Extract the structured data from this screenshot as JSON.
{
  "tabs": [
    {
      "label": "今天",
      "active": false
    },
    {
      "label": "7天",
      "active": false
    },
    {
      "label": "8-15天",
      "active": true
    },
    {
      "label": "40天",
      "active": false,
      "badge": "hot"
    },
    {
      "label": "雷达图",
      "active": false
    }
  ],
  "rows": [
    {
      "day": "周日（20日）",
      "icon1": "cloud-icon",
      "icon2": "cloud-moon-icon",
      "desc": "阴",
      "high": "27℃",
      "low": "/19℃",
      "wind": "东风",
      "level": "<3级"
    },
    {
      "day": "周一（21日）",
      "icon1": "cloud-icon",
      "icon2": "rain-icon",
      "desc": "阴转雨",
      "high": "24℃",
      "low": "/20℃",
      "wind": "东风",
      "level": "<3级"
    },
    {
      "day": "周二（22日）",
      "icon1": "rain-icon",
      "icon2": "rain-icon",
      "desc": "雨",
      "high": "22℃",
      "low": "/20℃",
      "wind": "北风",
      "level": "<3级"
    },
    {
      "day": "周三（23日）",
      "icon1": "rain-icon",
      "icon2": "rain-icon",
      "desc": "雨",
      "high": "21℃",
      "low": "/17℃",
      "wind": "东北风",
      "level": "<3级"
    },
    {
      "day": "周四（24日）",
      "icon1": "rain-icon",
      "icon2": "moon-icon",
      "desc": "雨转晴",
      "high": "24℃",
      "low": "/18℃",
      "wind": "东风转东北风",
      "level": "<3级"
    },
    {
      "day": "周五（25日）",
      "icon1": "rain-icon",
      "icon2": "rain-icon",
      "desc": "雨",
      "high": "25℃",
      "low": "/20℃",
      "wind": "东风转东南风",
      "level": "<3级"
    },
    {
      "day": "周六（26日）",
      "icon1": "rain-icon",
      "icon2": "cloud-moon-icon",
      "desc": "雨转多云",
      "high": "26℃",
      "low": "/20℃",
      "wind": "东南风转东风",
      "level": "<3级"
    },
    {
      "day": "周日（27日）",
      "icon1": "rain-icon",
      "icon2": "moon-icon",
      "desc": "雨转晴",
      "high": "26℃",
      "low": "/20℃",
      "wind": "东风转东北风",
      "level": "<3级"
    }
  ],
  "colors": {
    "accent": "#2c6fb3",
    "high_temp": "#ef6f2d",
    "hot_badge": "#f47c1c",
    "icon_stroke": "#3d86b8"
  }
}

::::::::

### [AIM]
Report how many lines of the records above contain the word "label", and give only that number.

### [THE SOLUTION]
5